EXERCISE MATERIAL:
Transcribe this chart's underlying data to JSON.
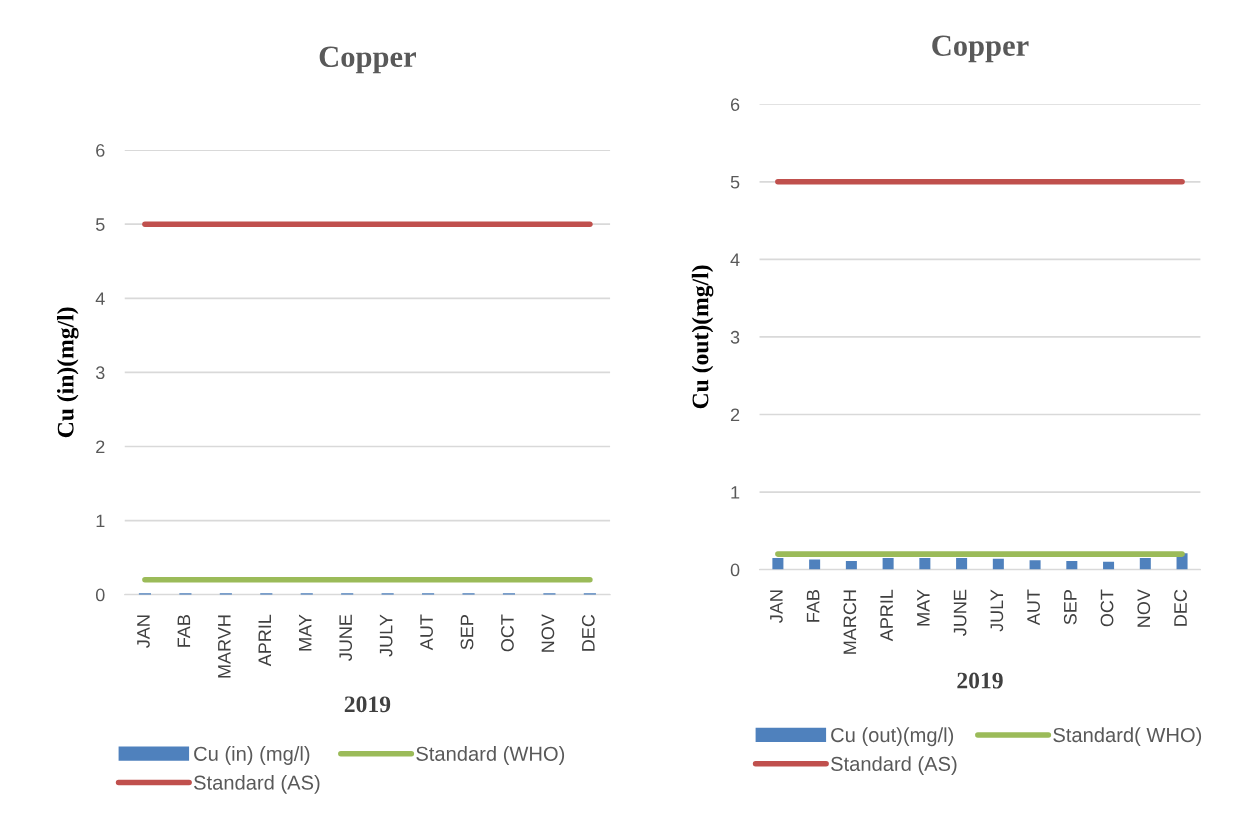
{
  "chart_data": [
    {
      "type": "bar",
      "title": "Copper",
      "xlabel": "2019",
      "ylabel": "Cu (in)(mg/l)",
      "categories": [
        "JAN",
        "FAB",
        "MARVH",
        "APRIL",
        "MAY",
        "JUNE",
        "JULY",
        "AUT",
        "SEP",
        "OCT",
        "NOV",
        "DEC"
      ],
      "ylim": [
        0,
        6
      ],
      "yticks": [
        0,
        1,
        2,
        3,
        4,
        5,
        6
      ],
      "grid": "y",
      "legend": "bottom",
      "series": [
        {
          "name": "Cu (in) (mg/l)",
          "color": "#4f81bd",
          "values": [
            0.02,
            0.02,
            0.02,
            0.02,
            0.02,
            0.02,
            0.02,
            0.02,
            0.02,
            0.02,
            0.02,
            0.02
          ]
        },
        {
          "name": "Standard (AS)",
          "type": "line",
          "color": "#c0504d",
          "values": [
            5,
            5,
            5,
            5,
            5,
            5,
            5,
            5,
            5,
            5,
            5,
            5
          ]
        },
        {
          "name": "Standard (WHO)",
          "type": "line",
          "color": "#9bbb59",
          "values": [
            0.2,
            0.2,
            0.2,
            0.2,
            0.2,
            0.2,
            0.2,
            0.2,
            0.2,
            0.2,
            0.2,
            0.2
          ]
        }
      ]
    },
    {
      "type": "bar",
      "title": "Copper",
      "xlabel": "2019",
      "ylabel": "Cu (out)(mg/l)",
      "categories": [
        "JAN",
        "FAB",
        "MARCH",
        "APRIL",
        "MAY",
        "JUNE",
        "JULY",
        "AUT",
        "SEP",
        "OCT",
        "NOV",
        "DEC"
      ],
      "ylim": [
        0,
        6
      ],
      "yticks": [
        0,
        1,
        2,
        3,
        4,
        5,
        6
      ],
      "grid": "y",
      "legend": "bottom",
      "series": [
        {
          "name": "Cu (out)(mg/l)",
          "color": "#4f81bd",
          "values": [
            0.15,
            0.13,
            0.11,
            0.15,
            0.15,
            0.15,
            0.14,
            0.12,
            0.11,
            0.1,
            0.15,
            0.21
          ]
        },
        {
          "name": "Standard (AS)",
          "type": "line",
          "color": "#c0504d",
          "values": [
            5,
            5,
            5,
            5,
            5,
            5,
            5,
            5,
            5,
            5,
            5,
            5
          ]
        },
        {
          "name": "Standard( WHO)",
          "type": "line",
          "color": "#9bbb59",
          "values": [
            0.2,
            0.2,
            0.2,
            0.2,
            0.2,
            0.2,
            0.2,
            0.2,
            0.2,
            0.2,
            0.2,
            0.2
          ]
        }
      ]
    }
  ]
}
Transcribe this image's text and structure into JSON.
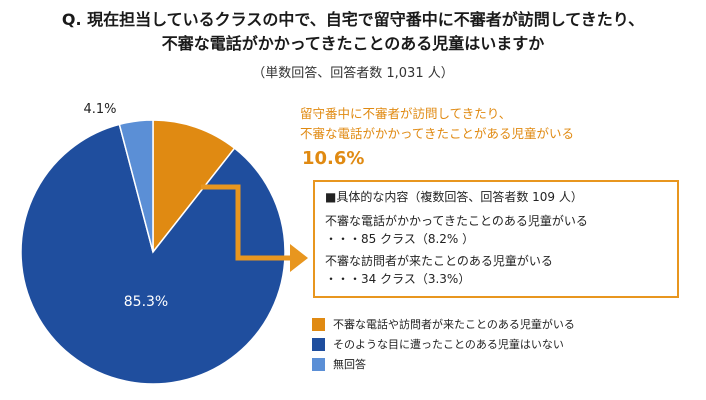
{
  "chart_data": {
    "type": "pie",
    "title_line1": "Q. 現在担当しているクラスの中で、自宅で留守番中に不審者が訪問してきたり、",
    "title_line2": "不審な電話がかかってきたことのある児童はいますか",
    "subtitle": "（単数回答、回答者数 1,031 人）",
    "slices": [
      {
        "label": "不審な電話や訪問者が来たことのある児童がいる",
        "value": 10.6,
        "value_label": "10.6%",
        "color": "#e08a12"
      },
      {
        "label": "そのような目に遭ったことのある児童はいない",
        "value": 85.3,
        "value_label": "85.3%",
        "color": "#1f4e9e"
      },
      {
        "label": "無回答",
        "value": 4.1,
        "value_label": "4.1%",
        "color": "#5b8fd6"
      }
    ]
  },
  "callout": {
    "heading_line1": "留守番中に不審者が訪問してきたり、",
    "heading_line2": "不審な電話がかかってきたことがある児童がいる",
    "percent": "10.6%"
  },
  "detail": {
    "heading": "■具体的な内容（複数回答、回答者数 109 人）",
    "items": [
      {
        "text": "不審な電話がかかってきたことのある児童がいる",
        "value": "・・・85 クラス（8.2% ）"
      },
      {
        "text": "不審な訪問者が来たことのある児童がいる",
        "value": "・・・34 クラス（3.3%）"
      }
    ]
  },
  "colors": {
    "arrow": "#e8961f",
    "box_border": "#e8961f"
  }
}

...

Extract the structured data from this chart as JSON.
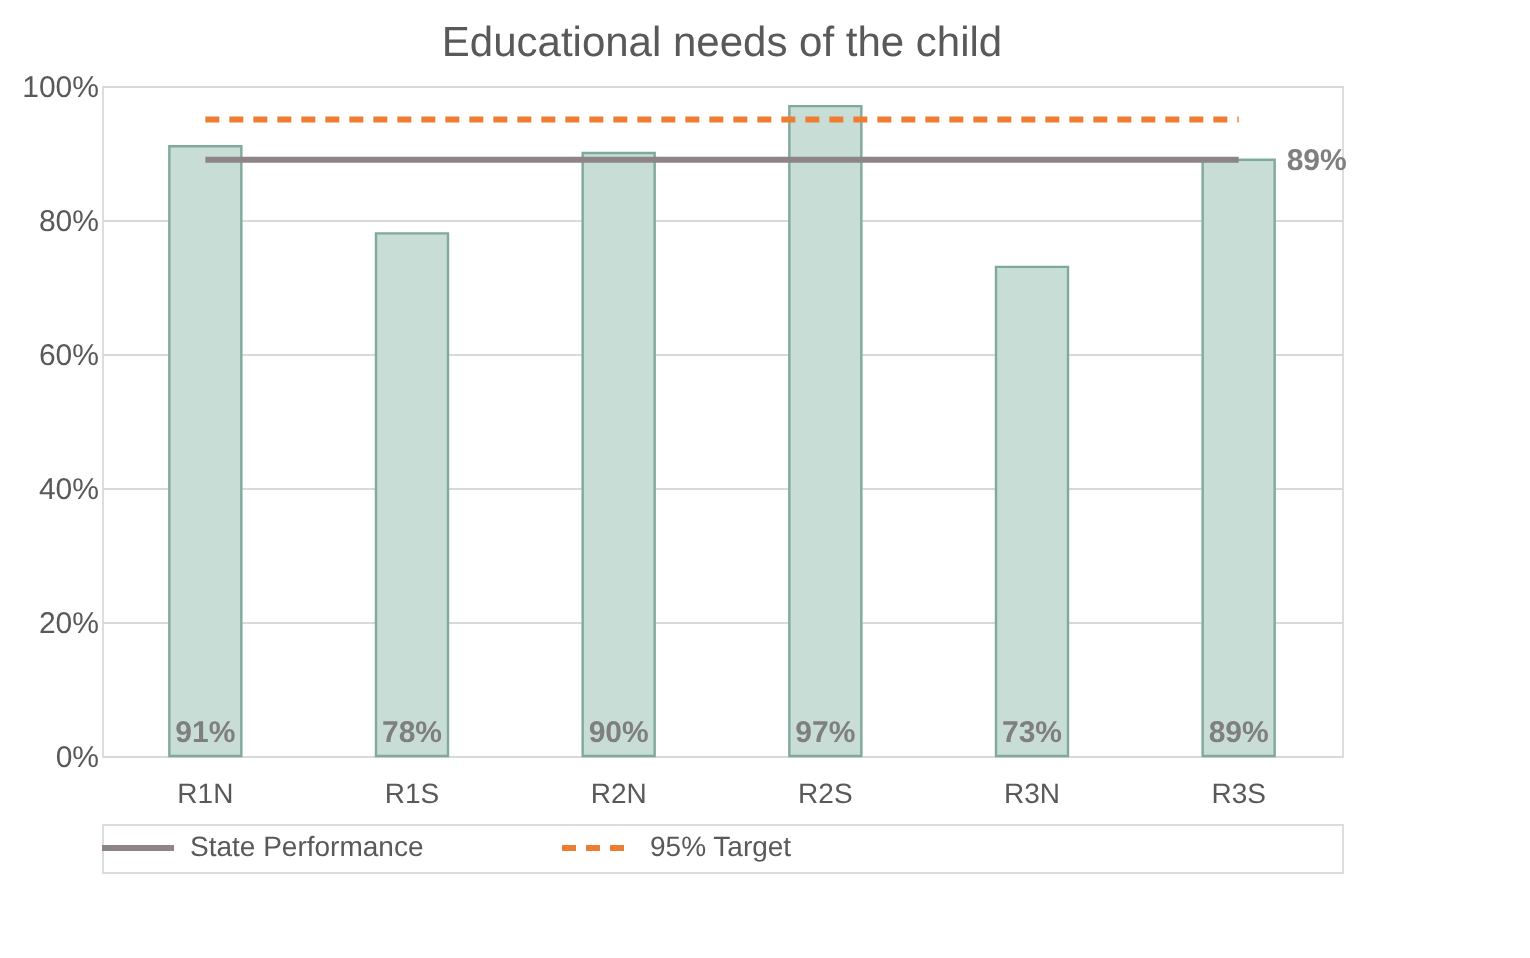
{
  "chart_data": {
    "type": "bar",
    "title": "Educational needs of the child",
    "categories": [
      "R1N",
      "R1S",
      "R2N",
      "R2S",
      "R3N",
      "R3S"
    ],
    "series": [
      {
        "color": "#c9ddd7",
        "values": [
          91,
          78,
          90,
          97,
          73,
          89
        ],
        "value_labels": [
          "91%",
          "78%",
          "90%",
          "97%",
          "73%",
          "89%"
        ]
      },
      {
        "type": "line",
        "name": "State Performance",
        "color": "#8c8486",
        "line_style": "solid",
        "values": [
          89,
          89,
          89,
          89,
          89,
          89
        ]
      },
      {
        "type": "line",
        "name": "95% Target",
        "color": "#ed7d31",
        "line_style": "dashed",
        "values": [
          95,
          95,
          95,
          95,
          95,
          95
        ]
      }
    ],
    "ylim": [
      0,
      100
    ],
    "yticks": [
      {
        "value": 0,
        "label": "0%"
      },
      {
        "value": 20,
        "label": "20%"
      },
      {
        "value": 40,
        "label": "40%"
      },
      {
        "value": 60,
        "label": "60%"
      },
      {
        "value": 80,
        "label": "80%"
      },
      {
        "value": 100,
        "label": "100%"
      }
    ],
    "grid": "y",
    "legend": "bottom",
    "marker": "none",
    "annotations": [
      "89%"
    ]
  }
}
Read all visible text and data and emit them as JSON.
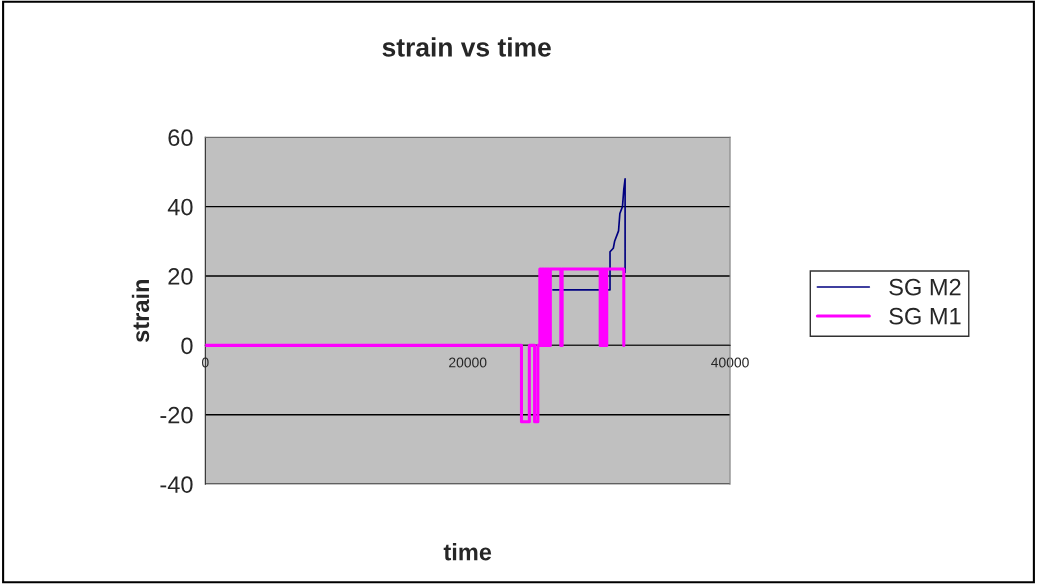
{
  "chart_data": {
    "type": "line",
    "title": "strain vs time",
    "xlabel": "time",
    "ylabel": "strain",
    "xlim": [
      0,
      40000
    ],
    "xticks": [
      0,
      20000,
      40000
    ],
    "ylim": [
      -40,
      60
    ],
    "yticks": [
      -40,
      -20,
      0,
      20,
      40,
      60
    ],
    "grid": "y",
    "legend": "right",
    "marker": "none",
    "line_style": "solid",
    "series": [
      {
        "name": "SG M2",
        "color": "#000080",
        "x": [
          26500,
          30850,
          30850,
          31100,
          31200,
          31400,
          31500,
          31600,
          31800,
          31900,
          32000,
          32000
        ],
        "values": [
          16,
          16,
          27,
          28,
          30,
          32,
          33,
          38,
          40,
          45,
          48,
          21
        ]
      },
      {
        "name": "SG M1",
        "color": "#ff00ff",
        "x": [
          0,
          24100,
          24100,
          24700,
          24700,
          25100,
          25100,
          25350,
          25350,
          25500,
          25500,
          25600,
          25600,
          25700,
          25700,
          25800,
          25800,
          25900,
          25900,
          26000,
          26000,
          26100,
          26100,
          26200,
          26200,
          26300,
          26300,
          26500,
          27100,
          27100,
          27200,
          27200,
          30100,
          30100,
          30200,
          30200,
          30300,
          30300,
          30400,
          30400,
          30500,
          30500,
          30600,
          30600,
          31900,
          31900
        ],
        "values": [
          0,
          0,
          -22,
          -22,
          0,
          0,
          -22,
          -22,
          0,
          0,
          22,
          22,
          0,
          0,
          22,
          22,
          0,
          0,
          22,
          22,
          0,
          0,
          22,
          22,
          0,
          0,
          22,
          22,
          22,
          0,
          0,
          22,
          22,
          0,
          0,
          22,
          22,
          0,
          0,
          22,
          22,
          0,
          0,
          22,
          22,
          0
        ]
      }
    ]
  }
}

STATED GOAL:
Extract all lines containing the word "legend".

WRITTEN ANSWER:
      "legend": "bottom",
      "legend": "bottom",
    "legend": "bottom",
    "legend": "right",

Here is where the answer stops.